Entries with figure data:

============================================================

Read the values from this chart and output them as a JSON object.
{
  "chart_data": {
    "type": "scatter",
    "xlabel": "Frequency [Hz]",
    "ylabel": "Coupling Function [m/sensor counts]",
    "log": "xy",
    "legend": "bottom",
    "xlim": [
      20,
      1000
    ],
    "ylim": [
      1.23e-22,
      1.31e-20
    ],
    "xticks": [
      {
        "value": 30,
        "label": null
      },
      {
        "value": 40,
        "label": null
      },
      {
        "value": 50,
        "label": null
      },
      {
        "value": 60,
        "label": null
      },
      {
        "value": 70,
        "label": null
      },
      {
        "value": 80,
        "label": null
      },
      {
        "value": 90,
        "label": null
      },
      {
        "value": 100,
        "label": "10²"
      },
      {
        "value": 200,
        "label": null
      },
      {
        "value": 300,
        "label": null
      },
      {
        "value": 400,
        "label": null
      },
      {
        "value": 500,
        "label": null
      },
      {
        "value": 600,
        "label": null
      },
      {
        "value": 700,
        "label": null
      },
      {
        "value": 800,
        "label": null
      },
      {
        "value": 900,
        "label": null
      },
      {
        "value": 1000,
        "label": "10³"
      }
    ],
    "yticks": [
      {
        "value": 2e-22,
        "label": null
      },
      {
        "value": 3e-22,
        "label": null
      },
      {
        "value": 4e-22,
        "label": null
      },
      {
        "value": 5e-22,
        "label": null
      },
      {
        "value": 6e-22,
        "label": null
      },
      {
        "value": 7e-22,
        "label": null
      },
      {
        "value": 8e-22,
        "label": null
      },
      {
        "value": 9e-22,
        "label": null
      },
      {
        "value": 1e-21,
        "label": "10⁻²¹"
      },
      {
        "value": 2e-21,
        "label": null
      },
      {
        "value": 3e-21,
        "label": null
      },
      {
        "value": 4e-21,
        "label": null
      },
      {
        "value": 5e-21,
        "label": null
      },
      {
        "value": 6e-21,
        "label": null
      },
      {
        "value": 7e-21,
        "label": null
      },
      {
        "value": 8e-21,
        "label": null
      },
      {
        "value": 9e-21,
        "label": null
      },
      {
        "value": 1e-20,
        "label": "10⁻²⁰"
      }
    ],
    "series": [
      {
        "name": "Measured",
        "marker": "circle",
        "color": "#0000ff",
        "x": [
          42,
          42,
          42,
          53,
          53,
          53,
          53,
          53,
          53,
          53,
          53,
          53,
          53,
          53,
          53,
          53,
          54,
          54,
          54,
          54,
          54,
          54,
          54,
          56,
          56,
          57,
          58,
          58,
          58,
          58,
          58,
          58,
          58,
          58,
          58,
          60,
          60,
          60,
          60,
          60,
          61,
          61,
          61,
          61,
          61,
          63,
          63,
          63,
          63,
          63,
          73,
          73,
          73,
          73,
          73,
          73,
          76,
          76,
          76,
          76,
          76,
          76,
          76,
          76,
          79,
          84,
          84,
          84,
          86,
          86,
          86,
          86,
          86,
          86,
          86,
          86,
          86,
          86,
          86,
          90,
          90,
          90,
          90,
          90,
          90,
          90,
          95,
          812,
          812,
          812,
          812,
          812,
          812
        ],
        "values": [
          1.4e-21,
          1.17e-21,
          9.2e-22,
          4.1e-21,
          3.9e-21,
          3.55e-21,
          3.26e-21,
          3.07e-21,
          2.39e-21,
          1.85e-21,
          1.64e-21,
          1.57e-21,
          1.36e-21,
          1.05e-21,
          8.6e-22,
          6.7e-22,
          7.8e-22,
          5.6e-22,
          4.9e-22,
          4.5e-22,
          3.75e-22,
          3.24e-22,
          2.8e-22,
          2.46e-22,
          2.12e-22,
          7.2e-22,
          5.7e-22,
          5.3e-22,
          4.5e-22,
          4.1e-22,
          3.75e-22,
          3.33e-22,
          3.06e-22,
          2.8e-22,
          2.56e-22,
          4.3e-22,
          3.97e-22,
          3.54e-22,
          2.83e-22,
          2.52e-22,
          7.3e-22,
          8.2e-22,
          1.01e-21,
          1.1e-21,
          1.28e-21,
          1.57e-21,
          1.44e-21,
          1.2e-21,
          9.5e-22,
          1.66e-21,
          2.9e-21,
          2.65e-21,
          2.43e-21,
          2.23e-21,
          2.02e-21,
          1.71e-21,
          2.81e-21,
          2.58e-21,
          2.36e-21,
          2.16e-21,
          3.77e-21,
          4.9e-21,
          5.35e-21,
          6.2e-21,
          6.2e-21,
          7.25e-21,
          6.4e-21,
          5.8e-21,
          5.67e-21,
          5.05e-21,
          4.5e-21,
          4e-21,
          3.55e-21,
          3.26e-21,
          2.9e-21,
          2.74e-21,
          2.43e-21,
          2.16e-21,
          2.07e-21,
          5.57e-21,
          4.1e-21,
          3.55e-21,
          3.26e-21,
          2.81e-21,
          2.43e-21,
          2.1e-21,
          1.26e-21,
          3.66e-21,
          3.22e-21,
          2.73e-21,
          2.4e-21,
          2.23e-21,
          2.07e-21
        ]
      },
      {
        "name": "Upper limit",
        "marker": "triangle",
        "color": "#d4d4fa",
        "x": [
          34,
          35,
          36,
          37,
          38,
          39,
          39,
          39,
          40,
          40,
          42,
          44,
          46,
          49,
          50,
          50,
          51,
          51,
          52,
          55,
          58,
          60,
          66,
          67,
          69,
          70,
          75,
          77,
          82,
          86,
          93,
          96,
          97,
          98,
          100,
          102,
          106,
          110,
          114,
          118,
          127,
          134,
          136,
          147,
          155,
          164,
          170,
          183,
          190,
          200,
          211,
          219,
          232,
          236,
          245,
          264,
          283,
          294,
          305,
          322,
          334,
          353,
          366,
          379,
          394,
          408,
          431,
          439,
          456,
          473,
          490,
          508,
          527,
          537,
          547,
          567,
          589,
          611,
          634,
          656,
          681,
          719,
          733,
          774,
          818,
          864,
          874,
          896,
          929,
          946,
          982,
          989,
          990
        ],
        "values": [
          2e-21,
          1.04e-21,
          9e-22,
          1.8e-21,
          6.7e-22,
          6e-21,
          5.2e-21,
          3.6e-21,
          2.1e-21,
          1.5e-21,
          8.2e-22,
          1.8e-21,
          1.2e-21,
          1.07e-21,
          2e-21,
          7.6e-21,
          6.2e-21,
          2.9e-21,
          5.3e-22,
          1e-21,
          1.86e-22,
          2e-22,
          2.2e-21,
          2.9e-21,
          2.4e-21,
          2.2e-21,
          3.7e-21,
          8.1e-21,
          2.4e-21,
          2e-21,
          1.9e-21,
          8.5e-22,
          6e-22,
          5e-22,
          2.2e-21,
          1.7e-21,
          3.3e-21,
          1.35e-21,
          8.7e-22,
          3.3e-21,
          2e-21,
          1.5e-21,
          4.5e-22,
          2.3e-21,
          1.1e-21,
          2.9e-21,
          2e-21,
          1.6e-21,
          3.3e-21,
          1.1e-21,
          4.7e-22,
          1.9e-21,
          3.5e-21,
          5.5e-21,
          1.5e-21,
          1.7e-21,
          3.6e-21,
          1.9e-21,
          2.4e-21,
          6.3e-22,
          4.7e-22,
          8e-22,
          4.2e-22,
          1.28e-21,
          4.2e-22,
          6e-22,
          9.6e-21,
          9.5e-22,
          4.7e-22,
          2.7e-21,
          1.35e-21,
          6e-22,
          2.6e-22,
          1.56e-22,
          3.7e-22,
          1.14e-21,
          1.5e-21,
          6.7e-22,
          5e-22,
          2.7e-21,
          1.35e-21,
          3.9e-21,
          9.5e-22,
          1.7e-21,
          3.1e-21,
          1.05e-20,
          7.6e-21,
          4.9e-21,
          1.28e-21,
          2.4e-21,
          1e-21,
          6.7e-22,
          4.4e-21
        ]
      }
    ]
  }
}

============================================================

→ **TASK BRIEF**: Copy out the whole listing exactly; please set it all down.

→ **EXERCISE ANSWER**:
Read the values from this chart and output them as a JSON object.
{
  "chart_data": {
    "type": "scatter",
    "xlabel": "Frequency [Hz]",
    "ylabel": "Coupling Function [m/sensor counts]",
    "log": "xy",
    "legend": "bottom",
    "xlim": [
      20,
      1000
    ],
    "ylim": [
      1.23e-22,
      1.31e-20
    ],
    "xticks": [
      {
        "value": 30,
        "label": null
      },
      {
        "value": 40,
        "label": null
      },
      {
        "value": 50,
        "label": null
      },
      {
        "value": 60,
        "label": null
      },
      {
        "value": 70,
        "label": null
      },
      {
        "value": 80,
        "label": null
      },
      {
        "value": 90,
        "label": null
      },
      {
        "value": 100,
        "label": "10²"
      },
      {
        "value": 200,
        "label": null
      },
      {
        "value": 300,
        "label": null
      },
      {
        "value": 400,
        "label": null
      },
      {
        "value": 500,
        "label": null
      },
      {
        "value": 600,
        "label": null
      },
      {
        "value": 700,
        "label": null
      },
      {
        "value": 800,
        "label": null
      },
      {
        "value": 900,
        "label": null
      },
      {
        "value": 1000,
        "label": "10³"
      }
    ],
    "yticks": [
      {
        "value": 2e-22,
        "label": null
      },
      {
        "value": 3e-22,
        "label": null
      },
      {
        "value": 4e-22,
        "label": null
      },
      {
        "value": 5e-22,
        "label": null
      },
      {
        "value": 6e-22,
        "label": null
      },
      {
        "value": 7e-22,
        "label": null
      },
      {
        "value": 8e-22,
        "label": null
      },
      {
        "value": 9e-22,
        "label": null
      },
      {
        "value": 1e-21,
        "label": "10⁻²¹"
      },
      {
        "value": 2e-21,
        "label": null
      },
      {
        "value": 3e-21,
        "label": null
      },
      {
        "value": 4e-21,
        "label": null
      },
      {
        "value": 5e-21,
        "label": null
      },
      {
        "value": 6e-21,
        "label": null
      },
      {
        "value": 7e-21,
        "label": null
      },
      {
        "value": 8e-21,
        "label": null
      },
      {
        "value": 9e-21,
        "label": null
      },
      {
        "value": 1e-20,
        "label": "10⁻²⁰"
      }
    ],
    "series": [
      {
        "name": "Measured",
        "marker": "circle",
        "color": "#0000ff",
        "x": [
          42,
          42,
          42,
          53,
          53,
          53,
          53,
          53,
          53,
          53,
          53,
          53,
          53,
          53,
          53,
          53,
          54,
          54,
          54,
          54,
          54,
          54,
          54,
          56,
          56,
          57,
          58,
          58,
          58,
          58,
          58,
          58,
          58,
          58,
          58,
          60,
          60,
          60,
          60,
          60,
          61,
          61,
          61,
          61,
          61,
          63,
          63,
          63,
          63,
          63,
          73,
          73,
          73,
          73,
          73,
          73,
          76,
          76,
          76,
          76,
          76,
          76,
          76,
          76,
          79,
          84,
          84,
          84,
          86,
          86,
          86,
          86,
          86,
          86,
          86,
          86,
          86,
          86,
          86,
          90,
          90,
          90,
          90,
          90,
          90,
          90,
          95,
          812,
          812,
          812,
          812,
          812,
          812
        ],
        "values": [
          1.4e-21,
          1.17e-21,
          9.2e-22,
          4.1e-21,
          3.9e-21,
          3.55e-21,
          3.26e-21,
          3.07e-21,
          2.39e-21,
          1.85e-21,
          1.64e-21,
          1.57e-21,
          1.36e-21,
          1.05e-21,
          8.6e-22,
          6.7e-22,
          7.8e-22,
          5.6e-22,
          4.9e-22,
          4.5e-22,
          3.75e-22,
          3.24e-22,
          2.8e-22,
          2.46e-22,
          2.12e-22,
          7.2e-22,
          5.7e-22,
          5.3e-22,
          4.5e-22,
          4.1e-22,
          3.75e-22,
          3.33e-22,
          3.06e-22,
          2.8e-22,
          2.56e-22,
          4.3e-22,
          3.97e-22,
          3.54e-22,
          2.83e-22,
          2.52e-22,
          7.3e-22,
          8.2e-22,
          1.01e-21,
          1.1e-21,
          1.28e-21,
          1.57e-21,
          1.44e-21,
          1.2e-21,
          9.5e-22,
          1.66e-21,
          2.9e-21,
          2.65e-21,
          2.43e-21,
          2.23e-21,
          2.02e-21,
          1.71e-21,
          2.81e-21,
          2.58e-21,
          2.36e-21,
          2.16e-21,
          3.77e-21,
          4.9e-21,
          5.35e-21,
          6.2e-21,
          6.2e-21,
          7.25e-21,
          6.4e-21,
          5.8e-21,
          5.67e-21,
          5.05e-21,
          4.5e-21,
          4e-21,
          3.55e-21,
          3.26e-21,
          2.9e-21,
          2.74e-21,
          2.43e-21,
          2.16e-21,
          2.07e-21,
          5.57e-21,
          4.1e-21,
          3.55e-21,
          3.26e-21,
          2.81e-21,
          2.43e-21,
          2.1e-21,
          1.26e-21,
          3.66e-21,
          3.22e-21,
          2.73e-21,
          2.4e-21,
          2.23e-21,
          2.07e-21
        ]
      },
      {
        "name": "Upper limit",
        "marker": "triangle",
        "color": "#d4d4fa",
        "x": [
          34,
          35,
          36,
          37,
          38,
          39,
          39,
          39,
          40,
          40,
          42,
          44,
          46,
          49,
          50,
          50,
          51,
          51,
          52,
          55,
          58,
          60,
          66,
          67,
          69,
          70,
          75,
          77,
          82,
          86,
          93,
          96,
          97,
          98,
          100,
          102,
          106,
          110,
          114,
          118,
          127,
          134,
          136,
          147,
          155,
          164,
          170,
          183,
          190,
          200,
          211,
          219,
          232,
          236,
          245,
          264,
          283,
          294,
          305,
          322,
          334,
          353,
          366,
          379,
          394,
          408,
          431,
          439,
          456,
          473,
          490,
          508,
          527,
          537,
          547,
          567,
          589,
          611,
          634,
          656,
          681,
          719,
          733,
          774,
          818,
          864,
          874,
          896,
          929,
          946,
          982,
          989,
          990
        ],
        "values": [
          2e-21,
          1.04e-21,
          9e-22,
          1.8e-21,
          6.7e-22,
          6e-21,
          5.2e-21,
          3.6e-21,
          2.1e-21,
          1.5e-21,
          8.2e-22,
          1.8e-21,
          1.2e-21,
          1.07e-21,
          2e-21,
          7.6e-21,
          6.2e-21,
          2.9e-21,
          5.3e-22,
          1e-21,
          1.86e-22,
          2e-22,
          2.2e-21,
          2.9e-21,
          2.4e-21,
          2.2e-21,
          3.7e-21,
          8.1e-21,
          2.4e-21,
          2e-21,
          1.9e-21,
          8.5e-22,
          6e-22,
          5e-22,
          2.2e-21,
          1.7e-21,
          3.3e-21,
          1.35e-21,
          8.7e-22,
          3.3e-21,
          2e-21,
          1.5e-21,
          4.5e-22,
          2.3e-21,
          1.1e-21,
          2.9e-21,
          2e-21,
          1.6e-21,
          3.3e-21,
          1.1e-21,
          4.7e-22,
          1.9e-21,
          3.5e-21,
          5.5e-21,
          1.5e-21,
          1.7e-21,
          3.6e-21,
          1.9e-21,
          2.4e-21,
          6.3e-22,
          4.7e-22,
          8e-22,
          4.2e-22,
          1.28e-21,
          4.2e-22,
          6e-22,
          9.6e-21,
          9.5e-22,
          4.7e-22,
          2.7e-21,
          1.35e-21,
          6e-22,
          2.6e-22,
          1.56e-22,
          3.7e-22,
          1.14e-21,
          1.5e-21,
          6.7e-22,
          5e-22,
          2.7e-21,
          1.35e-21,
          3.9e-21,
          9.5e-22,
          1.7e-21,
          3.1e-21,
          1.05e-20,
          7.6e-21,
          4.9e-21,
          1.28e-21,
          2.4e-21,
          1e-21,
          6.7e-22,
          4.4e-21
        ]
      }
    ]
  }
}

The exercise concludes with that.